§ Exercise input
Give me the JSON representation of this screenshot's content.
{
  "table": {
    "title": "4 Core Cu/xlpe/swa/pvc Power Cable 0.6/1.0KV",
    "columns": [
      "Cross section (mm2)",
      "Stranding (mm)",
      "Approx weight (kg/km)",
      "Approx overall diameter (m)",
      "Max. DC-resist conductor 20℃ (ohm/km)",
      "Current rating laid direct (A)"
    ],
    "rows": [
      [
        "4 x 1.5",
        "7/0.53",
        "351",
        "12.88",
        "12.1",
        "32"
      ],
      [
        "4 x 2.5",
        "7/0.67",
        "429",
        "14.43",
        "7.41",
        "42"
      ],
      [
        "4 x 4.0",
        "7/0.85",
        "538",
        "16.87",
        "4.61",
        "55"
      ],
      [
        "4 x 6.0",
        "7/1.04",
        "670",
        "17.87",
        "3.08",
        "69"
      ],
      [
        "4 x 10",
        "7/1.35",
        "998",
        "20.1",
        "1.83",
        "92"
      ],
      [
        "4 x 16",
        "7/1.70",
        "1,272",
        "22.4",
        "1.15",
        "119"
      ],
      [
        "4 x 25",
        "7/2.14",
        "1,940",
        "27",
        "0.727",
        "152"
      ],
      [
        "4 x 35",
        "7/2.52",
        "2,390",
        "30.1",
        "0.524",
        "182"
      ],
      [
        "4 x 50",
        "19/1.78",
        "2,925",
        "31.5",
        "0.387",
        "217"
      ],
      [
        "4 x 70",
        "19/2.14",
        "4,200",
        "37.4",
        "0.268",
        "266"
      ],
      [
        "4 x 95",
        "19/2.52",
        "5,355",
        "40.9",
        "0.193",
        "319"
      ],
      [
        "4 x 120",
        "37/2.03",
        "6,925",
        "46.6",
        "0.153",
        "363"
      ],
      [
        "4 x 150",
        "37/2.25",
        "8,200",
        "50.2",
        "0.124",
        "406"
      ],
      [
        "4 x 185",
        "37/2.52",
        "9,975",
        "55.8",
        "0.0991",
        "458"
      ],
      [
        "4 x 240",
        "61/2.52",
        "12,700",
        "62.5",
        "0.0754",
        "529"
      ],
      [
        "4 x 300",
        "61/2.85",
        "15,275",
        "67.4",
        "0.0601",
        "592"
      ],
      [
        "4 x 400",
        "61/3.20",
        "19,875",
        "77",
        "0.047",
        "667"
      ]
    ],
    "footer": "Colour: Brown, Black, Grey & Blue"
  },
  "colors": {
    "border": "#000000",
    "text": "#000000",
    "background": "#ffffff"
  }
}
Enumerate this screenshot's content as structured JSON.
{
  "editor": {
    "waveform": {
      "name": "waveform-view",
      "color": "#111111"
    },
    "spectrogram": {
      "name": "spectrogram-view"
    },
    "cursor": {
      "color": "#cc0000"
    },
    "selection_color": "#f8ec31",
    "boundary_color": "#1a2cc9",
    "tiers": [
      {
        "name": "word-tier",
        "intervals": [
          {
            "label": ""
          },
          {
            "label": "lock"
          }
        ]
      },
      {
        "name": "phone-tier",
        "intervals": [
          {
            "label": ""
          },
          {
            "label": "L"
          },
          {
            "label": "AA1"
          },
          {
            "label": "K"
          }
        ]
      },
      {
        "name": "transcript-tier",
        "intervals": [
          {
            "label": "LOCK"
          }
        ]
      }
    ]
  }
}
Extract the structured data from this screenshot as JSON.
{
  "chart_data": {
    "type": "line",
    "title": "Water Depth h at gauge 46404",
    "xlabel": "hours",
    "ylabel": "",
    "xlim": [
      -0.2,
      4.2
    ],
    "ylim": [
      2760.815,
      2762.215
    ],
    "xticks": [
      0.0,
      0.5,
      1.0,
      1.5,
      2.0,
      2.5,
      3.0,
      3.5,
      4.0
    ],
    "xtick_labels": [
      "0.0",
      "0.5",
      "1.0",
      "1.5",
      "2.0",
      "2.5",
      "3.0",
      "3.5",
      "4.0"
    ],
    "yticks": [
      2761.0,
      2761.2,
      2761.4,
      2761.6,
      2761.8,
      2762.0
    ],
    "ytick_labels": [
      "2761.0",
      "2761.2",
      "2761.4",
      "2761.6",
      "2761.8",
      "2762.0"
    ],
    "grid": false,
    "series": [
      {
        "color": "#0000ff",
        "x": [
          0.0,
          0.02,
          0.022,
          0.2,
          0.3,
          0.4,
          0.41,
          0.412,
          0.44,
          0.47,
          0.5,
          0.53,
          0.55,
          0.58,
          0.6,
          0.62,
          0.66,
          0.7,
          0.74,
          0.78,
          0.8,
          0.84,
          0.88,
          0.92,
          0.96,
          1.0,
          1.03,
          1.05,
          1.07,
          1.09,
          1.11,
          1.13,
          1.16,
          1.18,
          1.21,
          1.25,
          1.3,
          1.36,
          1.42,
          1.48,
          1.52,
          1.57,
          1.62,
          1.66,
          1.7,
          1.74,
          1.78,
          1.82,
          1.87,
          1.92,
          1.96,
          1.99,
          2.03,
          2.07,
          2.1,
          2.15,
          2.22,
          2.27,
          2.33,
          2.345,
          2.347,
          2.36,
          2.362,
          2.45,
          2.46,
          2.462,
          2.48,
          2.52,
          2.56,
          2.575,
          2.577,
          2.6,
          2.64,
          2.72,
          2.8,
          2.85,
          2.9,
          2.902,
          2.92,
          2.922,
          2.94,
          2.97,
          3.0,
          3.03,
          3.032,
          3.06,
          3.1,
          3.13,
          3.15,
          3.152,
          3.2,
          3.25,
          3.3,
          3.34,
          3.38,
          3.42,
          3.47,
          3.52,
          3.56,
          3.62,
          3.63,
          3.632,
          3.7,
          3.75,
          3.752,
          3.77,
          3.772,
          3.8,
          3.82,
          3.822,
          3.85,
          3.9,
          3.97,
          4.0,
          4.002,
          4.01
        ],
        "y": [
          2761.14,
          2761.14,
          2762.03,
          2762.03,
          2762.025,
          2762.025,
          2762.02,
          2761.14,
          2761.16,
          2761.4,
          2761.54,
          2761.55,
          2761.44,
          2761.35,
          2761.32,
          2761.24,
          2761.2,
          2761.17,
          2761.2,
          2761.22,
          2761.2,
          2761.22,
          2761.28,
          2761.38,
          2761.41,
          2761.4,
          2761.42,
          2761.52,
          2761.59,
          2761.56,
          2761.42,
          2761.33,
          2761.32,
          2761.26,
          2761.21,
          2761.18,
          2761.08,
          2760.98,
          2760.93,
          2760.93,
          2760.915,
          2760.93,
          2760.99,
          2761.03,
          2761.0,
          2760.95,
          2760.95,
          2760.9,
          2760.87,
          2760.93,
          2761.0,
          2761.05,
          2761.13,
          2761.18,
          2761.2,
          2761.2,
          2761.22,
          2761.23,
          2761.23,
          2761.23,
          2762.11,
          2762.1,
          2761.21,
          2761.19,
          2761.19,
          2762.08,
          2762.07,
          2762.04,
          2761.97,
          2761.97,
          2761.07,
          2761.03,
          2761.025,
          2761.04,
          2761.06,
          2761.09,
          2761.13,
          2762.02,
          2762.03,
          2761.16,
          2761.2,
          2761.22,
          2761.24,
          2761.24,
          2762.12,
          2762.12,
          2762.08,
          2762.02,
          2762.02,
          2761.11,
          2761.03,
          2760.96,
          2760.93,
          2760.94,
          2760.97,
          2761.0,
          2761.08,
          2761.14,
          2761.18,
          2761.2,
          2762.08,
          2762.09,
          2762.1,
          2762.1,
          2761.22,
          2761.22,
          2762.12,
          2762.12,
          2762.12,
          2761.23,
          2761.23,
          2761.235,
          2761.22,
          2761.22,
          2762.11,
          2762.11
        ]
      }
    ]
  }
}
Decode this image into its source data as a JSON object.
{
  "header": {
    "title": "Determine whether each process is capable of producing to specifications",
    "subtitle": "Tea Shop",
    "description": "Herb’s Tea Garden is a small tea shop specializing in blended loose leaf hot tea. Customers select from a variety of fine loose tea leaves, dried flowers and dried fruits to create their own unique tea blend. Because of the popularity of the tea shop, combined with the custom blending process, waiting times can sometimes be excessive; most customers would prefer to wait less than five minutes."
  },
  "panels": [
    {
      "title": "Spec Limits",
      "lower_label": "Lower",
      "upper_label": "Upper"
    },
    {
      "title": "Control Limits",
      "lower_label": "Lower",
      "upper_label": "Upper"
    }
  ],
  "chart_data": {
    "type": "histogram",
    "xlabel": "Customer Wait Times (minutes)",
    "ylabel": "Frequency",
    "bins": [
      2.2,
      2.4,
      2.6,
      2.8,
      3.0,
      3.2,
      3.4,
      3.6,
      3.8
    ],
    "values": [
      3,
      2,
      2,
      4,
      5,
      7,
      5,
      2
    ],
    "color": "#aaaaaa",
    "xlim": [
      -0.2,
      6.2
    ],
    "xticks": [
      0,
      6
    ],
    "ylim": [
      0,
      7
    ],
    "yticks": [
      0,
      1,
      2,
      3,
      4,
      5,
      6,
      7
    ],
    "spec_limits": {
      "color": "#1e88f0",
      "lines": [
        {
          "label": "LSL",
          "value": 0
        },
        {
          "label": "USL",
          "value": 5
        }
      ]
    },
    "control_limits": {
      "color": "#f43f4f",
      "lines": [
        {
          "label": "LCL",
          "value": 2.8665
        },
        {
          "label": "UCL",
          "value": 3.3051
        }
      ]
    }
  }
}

§ Goal of the exercise
How many of the lines above hold the word "structured"? Give only that number.

§ Exercise output
2